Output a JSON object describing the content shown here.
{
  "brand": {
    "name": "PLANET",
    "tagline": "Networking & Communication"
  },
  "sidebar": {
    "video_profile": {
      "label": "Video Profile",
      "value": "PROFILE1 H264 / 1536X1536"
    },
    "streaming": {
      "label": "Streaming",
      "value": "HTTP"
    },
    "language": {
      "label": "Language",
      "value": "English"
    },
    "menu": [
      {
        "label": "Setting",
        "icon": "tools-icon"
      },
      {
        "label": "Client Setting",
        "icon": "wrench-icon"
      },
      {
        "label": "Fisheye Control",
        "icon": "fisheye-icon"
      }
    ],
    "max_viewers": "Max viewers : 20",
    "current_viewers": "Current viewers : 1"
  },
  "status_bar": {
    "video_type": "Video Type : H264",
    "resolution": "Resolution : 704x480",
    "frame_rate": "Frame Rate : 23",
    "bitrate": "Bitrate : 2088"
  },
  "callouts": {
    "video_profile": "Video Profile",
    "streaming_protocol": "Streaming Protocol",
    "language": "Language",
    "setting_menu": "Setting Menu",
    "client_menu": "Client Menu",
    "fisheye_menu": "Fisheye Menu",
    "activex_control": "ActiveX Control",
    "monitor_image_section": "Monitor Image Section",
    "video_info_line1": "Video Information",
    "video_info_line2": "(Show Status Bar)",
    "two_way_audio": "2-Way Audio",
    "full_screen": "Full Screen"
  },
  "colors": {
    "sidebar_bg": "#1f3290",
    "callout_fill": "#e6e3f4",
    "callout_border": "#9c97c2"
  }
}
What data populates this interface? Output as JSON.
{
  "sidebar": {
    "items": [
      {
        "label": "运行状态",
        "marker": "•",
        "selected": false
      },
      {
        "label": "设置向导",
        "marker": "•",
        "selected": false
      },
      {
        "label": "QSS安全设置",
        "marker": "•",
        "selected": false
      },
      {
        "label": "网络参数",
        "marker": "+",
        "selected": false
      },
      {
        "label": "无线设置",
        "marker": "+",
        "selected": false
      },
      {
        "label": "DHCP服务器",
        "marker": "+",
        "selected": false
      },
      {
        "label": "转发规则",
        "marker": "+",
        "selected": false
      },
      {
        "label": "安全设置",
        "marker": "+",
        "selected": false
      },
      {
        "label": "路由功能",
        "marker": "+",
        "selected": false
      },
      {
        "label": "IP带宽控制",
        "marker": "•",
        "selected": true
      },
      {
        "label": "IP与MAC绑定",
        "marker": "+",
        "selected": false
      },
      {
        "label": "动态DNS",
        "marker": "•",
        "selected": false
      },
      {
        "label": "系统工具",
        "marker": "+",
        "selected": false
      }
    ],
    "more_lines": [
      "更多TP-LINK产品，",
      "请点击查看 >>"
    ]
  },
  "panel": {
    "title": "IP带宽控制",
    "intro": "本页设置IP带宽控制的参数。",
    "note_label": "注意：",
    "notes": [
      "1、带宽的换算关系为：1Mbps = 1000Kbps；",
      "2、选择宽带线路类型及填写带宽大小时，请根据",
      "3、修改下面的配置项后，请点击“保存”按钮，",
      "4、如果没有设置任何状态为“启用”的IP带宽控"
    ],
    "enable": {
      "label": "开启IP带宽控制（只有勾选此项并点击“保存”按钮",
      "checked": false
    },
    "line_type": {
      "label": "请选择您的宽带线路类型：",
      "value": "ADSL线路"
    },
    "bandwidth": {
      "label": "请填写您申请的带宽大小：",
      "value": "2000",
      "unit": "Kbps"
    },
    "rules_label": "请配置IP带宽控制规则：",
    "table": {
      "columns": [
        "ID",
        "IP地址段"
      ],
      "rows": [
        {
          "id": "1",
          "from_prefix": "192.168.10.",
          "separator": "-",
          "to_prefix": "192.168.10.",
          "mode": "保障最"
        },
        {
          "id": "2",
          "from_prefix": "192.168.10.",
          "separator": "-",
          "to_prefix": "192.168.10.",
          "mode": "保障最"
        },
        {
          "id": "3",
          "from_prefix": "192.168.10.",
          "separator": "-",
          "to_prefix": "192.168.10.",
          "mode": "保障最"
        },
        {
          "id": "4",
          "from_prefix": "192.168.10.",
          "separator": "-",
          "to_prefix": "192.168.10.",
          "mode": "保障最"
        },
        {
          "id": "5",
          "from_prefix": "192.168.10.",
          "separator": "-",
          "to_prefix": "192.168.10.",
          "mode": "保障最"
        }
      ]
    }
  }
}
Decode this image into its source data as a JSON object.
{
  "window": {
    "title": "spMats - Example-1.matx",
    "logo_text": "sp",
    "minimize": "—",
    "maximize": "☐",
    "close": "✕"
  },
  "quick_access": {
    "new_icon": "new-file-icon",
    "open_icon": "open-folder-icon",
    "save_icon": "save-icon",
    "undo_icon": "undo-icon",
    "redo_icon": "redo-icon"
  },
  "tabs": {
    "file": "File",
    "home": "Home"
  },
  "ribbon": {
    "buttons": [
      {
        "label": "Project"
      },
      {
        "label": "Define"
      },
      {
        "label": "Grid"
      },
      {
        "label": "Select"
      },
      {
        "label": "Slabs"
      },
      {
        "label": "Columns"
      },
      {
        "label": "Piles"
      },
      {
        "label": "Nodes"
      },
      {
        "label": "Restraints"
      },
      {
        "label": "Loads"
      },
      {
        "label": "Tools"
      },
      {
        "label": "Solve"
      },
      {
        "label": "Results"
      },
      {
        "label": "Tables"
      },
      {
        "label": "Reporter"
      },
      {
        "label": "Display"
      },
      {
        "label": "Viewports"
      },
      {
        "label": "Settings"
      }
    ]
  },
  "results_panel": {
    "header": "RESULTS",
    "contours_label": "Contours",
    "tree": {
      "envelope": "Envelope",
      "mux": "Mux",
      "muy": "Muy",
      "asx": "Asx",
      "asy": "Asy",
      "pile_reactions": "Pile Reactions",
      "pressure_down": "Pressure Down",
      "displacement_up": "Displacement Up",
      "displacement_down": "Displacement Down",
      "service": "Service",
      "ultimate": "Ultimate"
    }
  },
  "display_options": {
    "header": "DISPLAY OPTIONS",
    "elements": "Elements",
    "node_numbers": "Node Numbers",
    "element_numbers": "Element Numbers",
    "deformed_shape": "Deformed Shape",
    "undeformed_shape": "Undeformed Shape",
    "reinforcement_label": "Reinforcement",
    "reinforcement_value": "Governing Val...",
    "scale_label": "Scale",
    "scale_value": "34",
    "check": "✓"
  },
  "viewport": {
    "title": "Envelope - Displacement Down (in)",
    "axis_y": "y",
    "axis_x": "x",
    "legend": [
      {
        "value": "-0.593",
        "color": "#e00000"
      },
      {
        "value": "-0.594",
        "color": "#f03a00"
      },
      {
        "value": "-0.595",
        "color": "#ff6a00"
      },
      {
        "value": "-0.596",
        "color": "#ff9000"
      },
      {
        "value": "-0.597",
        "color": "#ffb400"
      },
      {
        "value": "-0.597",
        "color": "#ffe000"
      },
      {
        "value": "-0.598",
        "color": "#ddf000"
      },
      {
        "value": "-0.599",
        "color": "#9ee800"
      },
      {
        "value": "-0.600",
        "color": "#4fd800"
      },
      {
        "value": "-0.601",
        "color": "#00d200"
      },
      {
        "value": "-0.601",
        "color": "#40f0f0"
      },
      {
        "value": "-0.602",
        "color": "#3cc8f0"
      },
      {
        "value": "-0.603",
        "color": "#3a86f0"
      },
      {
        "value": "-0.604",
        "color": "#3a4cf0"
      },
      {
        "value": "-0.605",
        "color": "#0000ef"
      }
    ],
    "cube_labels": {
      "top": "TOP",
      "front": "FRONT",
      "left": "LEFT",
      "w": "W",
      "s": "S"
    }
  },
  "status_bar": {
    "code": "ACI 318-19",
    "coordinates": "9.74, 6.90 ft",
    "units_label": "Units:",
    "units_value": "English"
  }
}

+-------+

Task prompt: Take every line from the records above that has the word "data" and copy it.

Exercise output:
What data populates this interface? Output as JSON.
Decode this image into its source data as a JSON object.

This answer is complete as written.